Wpisy układu oparte na obrazach:

● ● ●

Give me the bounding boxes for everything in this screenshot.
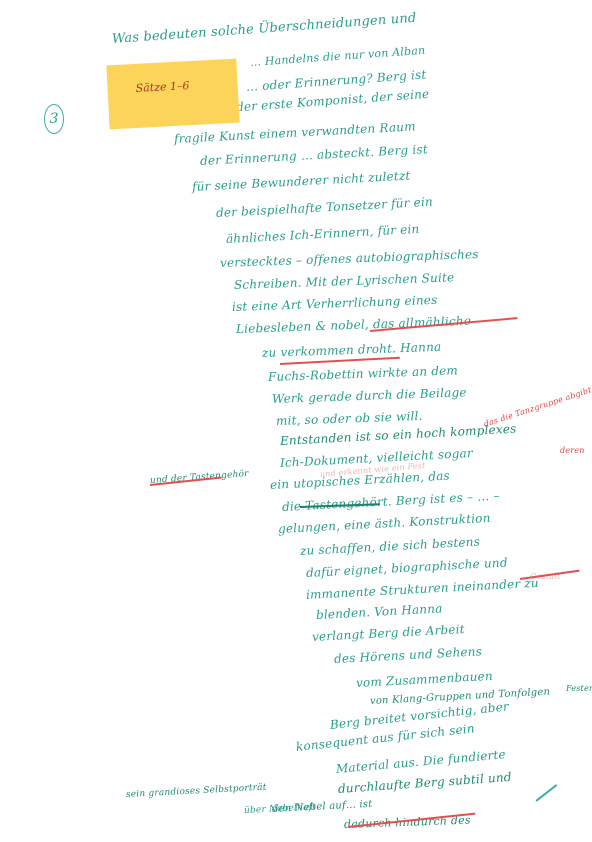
margin-note-bottom-mid: über Nebelhaft: [244, 802, 317, 816]
line-6: der Erinnerung … absteckt. Berg ist: [200, 142, 428, 168]
line-24: dafür eignet, biographische und: [306, 555, 508, 580]
line-26: blenden. Von Hanna: [316, 601, 443, 622]
line-11: Schreiben. Mit der Lyrischen Suite: [234, 270, 455, 292]
line-1: Was bedeuten solche Überschneidungen und: [111, 11, 416, 47]
line-17: mit, so oder ob sie will.: [276, 409, 423, 428]
line-14: zu verkommen droht. Hanna: [262, 340, 442, 360]
line-23: zu schaffen, die sich bestens: [300, 535, 481, 558]
line-16: Werk gerade durch die Beilage: [272, 385, 467, 406]
line-21: die Tastengehört. Berg ist es – … –: [282, 489, 500, 514]
line-10: verstecktes – offenes autobiographisches: [220, 247, 479, 270]
slash-mark: [536, 784, 557, 801]
line-2: … Handelns die nur von Alban: [250, 44, 426, 69]
line-29: vom Zusammenbauen: [356, 669, 494, 690]
margin-note-festen: Festen: [566, 684, 592, 693]
margin-note-red-insert: das die Tanzgruppe abgibt: [483, 385, 592, 428]
line-28: des Hörens und Sehens: [334, 644, 483, 666]
line-25: immanente Strukturen ineinander zu: [306, 576, 539, 602]
sticky-note-label: Sätze 1–6: [135, 79, 189, 95]
line-15: Fuchs-Robettin wirkte an dem: [268, 363, 458, 384]
margin-note-bottom-left: sein grandioses Selbstporträt: [126, 783, 267, 800]
line-9: ähnliches Ich-Erinnern, für ein: [226, 222, 420, 246]
sticky-note: Sätze 1–6: [106, 59, 239, 130]
line-8: der beispielhafte Tonsetzer für ein: [216, 195, 434, 220]
page-number-circle: 3: [44, 104, 64, 134]
manuscript-page: 3 Was bedeuten solche Überschneidungen u…: [0, 0, 592, 842]
line-34: durchlaufte Berg subtil und: [338, 770, 513, 796]
line-7: für seine Bewunderer nicht zuletzt: [192, 169, 411, 194]
margin-note-red-deren: deren: [560, 446, 585, 455]
page-number: 3: [50, 111, 59, 127]
line-12: ist eine Art Verherrlichung eines: [232, 293, 438, 314]
line-22: gelungen, eine ästh. Konstruktion: [278, 511, 491, 536]
line-27: verlangt Berg die Arbeit: [312, 622, 465, 644]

● ● ●

Zadanie: Wypisz z powyższych rekordów każdą linię, w której występuje ciąg „bottom”.

Odpowiedź:
margin-note-bottom-mid: über Nebelhaft: [244, 802, 317, 816]
margin-note-bottom-left: sein grandioses Selbstporträt: [126, 783, 267, 800]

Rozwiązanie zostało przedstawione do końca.